Extracted entries »

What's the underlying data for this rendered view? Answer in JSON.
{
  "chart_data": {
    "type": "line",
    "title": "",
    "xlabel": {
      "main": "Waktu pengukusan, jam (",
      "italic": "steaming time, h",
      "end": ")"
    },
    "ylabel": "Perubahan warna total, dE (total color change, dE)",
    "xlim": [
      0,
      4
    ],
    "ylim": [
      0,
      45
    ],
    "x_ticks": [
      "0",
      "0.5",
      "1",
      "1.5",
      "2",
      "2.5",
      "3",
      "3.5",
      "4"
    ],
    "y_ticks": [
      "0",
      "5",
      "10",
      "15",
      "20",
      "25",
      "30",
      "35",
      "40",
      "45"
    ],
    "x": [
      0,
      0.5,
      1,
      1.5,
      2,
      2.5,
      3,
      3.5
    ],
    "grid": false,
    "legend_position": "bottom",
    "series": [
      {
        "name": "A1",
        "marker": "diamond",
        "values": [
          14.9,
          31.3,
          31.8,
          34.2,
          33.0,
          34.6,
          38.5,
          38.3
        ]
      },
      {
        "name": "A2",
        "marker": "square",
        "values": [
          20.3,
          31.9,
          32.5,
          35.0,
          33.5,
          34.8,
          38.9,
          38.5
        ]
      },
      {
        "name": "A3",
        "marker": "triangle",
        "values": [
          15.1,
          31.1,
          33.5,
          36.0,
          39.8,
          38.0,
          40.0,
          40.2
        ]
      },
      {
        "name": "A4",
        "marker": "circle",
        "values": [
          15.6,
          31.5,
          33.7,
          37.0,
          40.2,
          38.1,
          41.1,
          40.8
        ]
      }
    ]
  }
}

* * *

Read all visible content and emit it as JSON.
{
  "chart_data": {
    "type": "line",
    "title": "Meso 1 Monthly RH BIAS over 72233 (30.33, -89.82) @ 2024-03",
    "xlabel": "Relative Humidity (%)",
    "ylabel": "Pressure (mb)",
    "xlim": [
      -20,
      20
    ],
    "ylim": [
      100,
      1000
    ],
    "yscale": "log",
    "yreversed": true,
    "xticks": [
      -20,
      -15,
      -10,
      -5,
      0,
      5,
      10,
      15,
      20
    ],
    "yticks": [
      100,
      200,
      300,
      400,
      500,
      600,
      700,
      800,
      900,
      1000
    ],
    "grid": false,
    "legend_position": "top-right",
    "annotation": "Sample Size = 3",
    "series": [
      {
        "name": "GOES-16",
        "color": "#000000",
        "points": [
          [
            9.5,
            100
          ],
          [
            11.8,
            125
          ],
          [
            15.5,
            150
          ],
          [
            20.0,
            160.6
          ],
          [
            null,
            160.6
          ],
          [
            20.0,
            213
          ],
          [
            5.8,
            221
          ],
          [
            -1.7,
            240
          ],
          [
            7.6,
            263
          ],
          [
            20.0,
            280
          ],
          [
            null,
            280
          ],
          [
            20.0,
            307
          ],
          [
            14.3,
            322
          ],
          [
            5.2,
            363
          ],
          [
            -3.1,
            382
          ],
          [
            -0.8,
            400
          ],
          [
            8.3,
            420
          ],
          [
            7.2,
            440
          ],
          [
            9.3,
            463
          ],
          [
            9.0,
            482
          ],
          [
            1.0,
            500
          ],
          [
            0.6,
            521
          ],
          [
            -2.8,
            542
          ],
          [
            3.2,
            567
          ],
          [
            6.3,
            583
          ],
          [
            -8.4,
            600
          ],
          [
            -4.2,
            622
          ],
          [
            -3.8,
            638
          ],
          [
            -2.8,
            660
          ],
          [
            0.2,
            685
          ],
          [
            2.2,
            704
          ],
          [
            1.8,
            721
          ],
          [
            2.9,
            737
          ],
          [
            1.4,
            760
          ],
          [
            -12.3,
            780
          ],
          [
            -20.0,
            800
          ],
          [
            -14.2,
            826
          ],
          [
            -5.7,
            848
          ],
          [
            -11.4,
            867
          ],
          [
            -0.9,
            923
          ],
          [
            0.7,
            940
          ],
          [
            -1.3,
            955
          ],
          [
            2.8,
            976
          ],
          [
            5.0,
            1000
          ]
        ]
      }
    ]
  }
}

Exercise goal »
Reproduce each line of the material containing the word "ylabel".

Response below »
    "ylabel": "Perubahan warna total, dE (total color change, dE)",
    "ylabel": "Pressure (mb)",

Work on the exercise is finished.